The task: From the entries below, copy every line that holds the word "size".

* Start Stored rows *

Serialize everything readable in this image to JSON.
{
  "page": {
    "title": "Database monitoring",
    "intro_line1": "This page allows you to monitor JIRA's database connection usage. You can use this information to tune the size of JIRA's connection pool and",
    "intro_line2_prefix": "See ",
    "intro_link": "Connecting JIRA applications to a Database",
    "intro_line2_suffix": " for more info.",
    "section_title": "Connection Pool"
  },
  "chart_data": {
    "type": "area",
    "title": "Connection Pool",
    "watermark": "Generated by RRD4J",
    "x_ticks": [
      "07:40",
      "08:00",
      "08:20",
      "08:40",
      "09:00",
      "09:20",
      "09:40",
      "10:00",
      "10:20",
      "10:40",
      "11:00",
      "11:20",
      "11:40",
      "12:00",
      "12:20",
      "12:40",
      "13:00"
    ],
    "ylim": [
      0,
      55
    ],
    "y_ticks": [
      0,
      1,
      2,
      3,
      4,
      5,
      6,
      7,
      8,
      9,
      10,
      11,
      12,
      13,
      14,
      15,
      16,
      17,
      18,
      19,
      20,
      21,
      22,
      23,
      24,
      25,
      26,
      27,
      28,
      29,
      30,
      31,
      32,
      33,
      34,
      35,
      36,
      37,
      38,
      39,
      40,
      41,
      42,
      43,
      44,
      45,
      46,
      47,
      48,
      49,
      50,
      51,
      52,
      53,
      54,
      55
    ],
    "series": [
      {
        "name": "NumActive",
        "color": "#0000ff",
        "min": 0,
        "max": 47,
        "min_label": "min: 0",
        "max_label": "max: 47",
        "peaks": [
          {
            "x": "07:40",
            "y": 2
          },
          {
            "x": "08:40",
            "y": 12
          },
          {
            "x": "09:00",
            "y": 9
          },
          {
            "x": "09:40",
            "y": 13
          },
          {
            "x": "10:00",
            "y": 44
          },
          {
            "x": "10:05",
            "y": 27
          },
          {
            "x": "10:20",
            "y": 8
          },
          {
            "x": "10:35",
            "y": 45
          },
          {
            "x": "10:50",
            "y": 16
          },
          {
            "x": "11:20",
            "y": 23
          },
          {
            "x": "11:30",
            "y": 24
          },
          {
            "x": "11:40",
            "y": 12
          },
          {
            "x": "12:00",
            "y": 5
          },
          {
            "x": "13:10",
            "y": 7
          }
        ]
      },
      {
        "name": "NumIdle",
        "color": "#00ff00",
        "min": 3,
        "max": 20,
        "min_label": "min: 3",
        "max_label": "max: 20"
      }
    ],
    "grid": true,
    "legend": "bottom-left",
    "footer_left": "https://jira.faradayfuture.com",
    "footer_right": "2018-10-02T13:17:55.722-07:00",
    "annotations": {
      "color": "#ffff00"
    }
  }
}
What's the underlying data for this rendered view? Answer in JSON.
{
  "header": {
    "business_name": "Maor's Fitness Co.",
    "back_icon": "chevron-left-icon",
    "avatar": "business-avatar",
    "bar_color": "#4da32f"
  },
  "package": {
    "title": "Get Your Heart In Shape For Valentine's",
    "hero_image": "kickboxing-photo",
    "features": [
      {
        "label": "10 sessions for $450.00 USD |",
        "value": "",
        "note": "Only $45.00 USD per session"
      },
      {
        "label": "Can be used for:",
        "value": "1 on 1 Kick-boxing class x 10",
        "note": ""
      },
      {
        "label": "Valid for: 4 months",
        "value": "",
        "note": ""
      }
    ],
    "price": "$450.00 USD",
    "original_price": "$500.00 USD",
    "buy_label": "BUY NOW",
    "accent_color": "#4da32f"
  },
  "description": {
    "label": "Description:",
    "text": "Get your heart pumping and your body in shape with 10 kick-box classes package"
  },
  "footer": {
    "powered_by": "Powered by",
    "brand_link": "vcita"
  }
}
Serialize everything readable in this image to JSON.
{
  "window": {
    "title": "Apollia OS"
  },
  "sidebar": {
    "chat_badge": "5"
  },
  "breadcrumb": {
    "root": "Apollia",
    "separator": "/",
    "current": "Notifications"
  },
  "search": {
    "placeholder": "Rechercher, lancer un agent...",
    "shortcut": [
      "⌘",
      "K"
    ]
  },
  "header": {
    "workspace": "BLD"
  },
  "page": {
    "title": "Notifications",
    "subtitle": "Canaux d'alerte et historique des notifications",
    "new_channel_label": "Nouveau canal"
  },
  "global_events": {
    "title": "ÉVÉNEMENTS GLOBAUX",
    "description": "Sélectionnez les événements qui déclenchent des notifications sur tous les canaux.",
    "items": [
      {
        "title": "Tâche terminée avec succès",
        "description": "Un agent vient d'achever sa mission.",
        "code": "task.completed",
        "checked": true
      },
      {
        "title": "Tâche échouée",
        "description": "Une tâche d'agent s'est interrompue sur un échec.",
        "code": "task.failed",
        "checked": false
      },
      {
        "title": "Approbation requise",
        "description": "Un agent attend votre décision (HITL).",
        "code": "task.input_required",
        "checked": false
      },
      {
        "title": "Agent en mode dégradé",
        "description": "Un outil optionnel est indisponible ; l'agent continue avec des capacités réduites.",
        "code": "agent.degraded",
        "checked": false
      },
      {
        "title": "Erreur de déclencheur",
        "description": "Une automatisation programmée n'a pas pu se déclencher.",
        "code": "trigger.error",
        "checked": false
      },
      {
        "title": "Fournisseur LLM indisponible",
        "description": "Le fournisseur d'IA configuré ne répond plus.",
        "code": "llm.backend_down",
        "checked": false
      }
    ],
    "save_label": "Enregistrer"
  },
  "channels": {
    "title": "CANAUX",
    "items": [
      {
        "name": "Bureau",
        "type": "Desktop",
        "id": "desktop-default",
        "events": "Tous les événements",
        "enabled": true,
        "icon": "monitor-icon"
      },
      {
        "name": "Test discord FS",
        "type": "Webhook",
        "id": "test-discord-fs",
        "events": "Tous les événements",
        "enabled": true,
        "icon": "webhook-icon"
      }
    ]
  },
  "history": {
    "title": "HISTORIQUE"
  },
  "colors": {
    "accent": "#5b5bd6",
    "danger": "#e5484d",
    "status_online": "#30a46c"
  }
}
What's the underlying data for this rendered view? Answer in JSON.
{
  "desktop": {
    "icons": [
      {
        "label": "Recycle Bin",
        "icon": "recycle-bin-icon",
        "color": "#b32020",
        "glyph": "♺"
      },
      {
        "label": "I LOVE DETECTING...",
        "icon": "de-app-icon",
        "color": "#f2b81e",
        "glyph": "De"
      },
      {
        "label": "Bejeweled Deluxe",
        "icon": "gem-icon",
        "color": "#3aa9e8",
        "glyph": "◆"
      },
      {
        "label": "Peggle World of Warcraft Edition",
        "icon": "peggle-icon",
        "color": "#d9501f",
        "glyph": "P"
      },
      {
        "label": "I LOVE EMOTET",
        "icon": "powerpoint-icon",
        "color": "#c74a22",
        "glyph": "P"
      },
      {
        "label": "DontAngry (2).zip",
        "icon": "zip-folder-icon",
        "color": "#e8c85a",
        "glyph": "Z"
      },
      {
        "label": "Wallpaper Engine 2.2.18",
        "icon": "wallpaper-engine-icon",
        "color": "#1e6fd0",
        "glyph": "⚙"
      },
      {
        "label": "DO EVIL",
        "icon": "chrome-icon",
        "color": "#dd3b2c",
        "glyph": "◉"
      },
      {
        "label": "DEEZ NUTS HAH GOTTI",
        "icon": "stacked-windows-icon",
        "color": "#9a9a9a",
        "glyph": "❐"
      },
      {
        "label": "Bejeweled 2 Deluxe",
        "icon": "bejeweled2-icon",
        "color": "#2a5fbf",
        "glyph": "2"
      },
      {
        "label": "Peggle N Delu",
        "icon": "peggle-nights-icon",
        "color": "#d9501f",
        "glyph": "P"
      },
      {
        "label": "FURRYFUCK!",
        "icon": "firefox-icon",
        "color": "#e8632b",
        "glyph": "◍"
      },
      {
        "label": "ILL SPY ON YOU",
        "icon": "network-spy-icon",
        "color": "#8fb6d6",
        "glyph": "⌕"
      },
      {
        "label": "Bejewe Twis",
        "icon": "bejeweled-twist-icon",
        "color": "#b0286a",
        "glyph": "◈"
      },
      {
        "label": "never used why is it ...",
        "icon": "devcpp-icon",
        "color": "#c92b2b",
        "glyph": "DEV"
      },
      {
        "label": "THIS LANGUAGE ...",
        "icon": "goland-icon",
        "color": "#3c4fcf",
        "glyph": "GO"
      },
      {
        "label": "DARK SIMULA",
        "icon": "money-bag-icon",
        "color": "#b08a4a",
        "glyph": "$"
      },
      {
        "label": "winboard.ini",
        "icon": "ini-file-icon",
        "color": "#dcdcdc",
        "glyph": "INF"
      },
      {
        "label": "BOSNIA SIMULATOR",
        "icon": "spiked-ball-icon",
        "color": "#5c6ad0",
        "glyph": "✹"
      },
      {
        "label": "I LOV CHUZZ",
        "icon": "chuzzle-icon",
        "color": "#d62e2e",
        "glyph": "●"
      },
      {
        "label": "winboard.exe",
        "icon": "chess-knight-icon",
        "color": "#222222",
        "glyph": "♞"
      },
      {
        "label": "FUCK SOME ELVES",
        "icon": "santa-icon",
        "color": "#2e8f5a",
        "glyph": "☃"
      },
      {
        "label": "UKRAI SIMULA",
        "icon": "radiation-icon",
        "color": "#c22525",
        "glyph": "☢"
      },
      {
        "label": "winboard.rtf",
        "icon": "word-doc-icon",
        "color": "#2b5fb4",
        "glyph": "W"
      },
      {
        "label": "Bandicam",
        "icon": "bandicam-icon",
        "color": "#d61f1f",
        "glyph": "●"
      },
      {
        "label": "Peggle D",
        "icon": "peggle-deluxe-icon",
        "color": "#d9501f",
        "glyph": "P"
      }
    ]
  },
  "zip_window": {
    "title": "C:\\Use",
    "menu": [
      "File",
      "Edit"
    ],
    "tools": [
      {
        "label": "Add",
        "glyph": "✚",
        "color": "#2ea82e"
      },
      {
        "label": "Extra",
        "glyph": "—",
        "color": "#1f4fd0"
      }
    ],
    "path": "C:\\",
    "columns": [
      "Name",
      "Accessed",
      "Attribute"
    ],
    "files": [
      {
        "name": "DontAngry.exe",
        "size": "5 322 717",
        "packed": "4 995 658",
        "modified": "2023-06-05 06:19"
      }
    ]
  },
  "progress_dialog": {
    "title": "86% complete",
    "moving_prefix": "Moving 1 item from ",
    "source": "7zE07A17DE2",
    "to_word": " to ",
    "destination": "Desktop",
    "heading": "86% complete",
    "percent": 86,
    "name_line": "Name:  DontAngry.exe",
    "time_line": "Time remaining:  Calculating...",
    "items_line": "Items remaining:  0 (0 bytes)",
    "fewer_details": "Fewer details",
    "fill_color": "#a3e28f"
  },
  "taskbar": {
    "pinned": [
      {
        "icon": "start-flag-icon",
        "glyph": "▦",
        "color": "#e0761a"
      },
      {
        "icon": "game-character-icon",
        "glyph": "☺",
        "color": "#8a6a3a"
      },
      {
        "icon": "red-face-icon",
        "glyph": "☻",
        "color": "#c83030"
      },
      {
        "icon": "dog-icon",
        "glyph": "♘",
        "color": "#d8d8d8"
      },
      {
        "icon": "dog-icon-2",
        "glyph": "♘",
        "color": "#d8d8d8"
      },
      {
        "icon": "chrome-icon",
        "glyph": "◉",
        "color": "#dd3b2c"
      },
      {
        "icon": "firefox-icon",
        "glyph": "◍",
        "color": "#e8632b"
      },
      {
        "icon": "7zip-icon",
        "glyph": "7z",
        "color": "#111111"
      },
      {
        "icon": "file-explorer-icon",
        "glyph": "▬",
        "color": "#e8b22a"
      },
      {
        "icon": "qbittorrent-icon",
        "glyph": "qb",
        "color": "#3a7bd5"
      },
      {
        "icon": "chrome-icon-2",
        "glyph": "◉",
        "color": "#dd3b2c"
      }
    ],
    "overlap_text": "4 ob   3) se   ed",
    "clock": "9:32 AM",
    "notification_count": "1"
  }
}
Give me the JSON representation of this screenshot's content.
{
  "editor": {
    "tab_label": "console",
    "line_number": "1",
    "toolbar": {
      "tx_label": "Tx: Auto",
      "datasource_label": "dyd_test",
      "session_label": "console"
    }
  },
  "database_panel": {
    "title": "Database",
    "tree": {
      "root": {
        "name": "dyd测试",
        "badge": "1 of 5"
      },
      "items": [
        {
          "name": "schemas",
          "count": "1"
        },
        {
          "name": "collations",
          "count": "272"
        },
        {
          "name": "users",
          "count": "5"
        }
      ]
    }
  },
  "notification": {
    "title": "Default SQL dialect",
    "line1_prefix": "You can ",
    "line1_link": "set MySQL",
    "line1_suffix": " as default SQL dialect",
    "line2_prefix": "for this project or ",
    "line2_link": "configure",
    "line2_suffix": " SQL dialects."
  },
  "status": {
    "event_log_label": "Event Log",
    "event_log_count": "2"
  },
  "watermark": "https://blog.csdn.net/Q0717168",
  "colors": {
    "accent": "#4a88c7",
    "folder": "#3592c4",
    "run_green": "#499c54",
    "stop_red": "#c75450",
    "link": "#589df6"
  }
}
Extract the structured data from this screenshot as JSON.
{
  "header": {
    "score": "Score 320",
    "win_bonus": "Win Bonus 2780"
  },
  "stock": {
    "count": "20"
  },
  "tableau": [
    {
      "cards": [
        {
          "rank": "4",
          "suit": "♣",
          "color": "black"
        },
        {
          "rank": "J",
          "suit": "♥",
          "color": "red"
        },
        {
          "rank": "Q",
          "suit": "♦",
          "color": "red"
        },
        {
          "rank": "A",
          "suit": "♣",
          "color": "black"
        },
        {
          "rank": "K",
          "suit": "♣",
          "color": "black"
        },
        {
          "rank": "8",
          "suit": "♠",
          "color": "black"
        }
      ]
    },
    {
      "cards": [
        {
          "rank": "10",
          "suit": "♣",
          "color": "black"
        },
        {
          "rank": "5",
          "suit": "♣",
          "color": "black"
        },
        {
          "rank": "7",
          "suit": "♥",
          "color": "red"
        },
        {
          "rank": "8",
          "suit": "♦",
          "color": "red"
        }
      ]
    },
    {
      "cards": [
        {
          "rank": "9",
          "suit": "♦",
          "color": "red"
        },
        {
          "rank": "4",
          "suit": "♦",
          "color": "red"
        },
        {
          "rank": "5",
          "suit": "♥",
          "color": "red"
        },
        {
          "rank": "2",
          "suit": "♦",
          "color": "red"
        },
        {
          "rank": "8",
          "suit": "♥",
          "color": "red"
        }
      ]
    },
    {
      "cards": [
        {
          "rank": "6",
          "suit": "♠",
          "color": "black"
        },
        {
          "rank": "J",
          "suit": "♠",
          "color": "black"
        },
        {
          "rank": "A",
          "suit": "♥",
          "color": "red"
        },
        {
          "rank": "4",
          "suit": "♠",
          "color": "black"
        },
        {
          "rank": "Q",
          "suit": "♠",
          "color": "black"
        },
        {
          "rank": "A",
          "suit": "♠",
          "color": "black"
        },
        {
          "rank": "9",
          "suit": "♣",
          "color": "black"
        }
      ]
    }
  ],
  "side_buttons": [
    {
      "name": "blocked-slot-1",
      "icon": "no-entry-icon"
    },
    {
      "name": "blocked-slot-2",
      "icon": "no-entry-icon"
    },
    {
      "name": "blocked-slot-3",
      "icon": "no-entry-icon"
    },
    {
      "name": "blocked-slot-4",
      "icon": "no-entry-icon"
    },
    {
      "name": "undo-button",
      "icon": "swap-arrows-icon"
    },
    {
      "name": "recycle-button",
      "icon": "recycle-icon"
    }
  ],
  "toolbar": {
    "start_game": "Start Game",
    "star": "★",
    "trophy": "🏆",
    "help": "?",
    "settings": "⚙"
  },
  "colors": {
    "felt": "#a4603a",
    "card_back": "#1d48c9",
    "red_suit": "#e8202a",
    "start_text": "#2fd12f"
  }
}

* End Stored rows *

Exercise output:
    "intro_line1": "This page allows you to monitor JIRA's database connection usage. You can use this information to tune the size of JIRA's connection pool and",
        "size": "5 322 717",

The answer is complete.